> Exercise objective: How many of the lines below hold the word "screenshot"? Answer only with the number.

═══ Data to use ═══

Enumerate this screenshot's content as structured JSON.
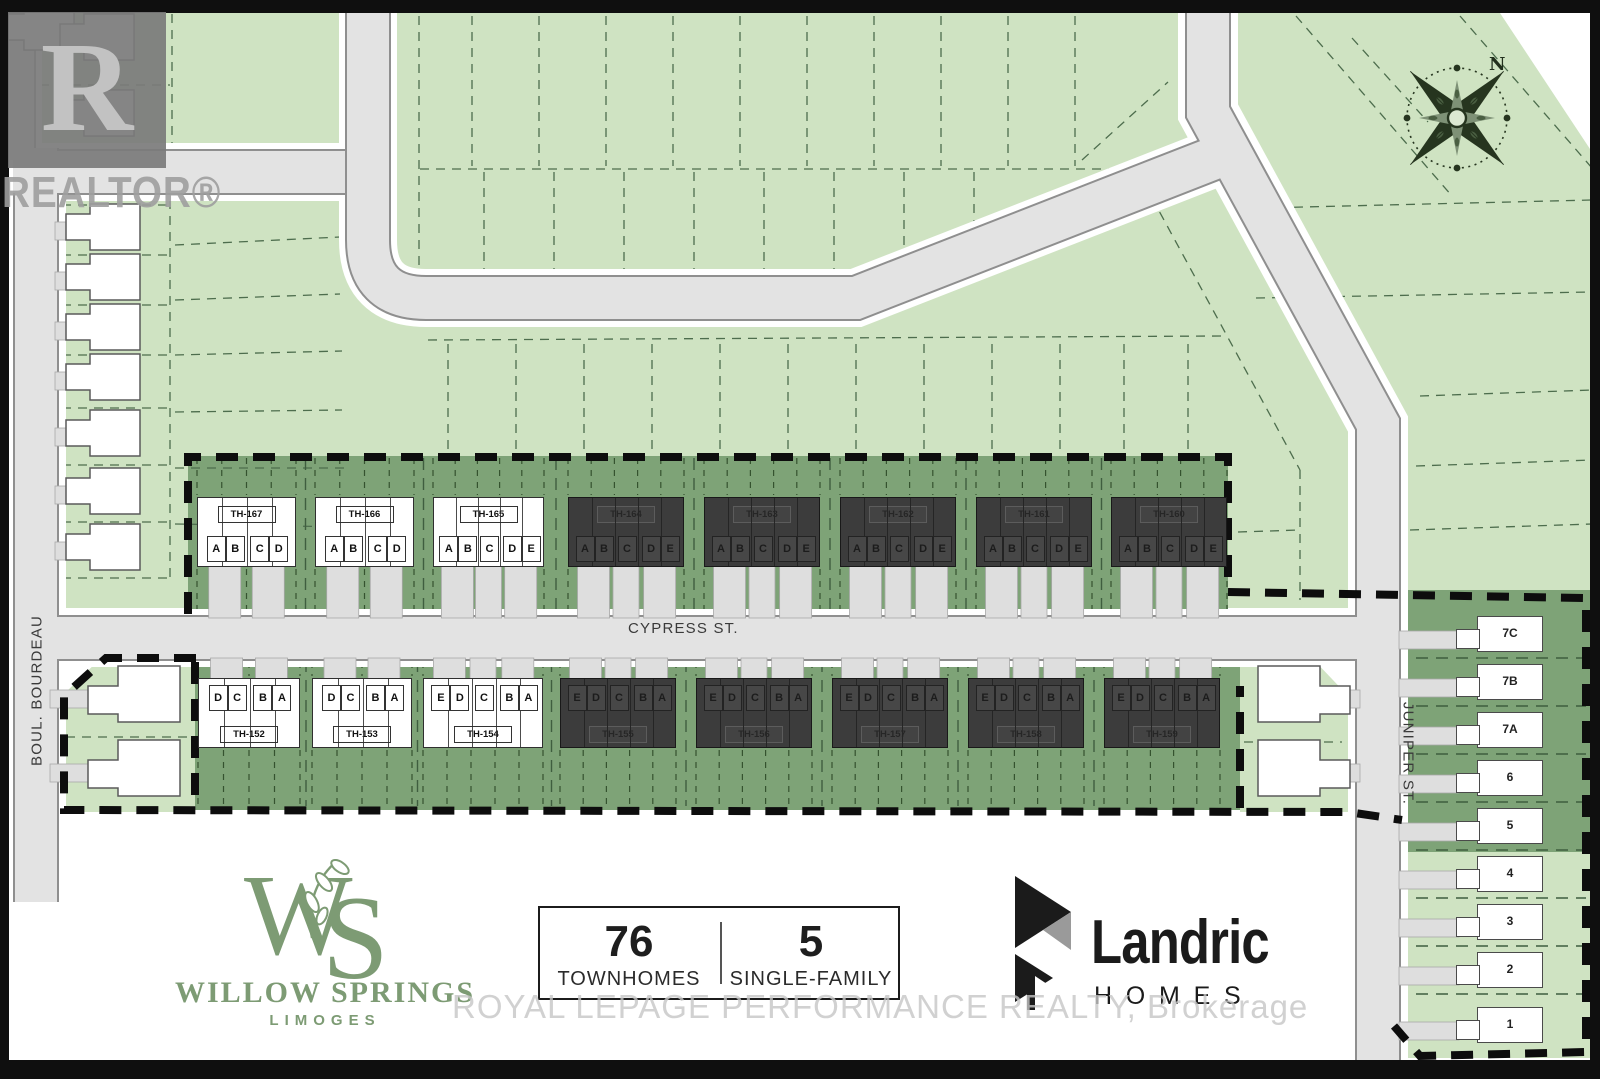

═══
═══ Data to use ═══

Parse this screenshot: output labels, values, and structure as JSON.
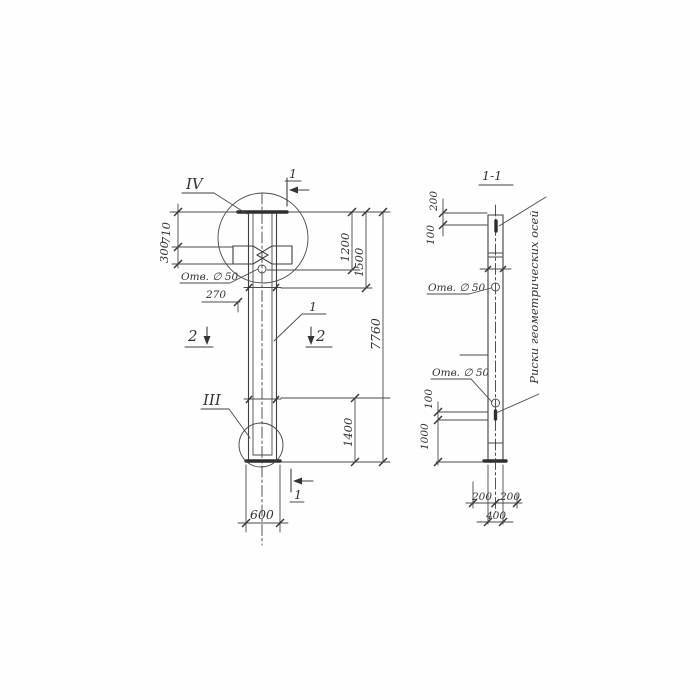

═══
═══ Data to use ═══

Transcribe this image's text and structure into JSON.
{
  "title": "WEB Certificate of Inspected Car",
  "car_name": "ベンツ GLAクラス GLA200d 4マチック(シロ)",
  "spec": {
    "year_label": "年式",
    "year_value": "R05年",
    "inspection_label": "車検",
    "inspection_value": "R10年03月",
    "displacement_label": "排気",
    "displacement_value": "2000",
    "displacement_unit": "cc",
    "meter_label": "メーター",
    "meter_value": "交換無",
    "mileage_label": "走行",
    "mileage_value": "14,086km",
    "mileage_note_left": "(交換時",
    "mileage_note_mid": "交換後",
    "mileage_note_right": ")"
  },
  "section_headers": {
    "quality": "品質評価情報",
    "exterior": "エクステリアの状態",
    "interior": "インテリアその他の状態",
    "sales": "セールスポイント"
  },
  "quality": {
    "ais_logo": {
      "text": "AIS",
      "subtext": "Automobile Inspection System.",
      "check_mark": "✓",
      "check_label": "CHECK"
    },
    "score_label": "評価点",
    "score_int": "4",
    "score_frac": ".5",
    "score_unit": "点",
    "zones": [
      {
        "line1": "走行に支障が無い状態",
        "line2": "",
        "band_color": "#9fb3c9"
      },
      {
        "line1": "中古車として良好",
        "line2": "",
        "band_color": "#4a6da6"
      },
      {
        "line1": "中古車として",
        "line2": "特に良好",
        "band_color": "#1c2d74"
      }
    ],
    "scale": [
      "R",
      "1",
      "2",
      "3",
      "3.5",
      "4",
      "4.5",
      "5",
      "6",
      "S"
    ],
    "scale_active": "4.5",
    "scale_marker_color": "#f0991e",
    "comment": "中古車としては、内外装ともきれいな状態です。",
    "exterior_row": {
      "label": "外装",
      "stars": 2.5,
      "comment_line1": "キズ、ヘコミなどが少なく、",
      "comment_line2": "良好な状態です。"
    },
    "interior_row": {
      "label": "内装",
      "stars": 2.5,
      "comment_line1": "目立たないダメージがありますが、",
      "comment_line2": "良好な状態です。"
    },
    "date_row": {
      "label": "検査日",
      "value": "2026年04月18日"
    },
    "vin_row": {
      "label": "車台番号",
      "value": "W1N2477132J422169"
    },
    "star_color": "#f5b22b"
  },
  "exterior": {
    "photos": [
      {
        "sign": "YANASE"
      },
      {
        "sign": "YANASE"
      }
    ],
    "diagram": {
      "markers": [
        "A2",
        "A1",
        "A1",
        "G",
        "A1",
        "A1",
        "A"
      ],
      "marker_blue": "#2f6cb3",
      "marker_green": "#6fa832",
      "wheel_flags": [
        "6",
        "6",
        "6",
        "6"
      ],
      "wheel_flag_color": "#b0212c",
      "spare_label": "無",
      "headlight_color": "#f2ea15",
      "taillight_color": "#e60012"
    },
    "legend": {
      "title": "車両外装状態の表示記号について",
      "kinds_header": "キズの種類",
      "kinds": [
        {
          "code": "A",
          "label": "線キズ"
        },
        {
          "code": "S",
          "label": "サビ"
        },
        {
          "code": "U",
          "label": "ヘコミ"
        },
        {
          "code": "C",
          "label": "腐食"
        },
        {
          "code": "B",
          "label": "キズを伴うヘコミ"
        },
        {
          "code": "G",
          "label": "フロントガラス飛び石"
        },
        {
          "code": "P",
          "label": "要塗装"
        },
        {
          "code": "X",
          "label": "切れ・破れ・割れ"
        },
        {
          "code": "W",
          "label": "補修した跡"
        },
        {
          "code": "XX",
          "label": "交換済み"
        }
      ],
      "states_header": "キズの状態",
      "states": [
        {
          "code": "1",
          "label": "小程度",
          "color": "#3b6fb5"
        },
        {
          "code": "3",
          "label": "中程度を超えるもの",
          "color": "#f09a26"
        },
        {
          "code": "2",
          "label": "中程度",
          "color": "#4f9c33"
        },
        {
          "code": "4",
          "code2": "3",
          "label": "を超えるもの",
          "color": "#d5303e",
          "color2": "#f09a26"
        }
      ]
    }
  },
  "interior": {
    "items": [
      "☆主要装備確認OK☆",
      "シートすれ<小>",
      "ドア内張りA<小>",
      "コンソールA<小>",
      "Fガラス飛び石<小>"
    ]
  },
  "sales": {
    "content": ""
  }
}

═══

> Worked answer: 2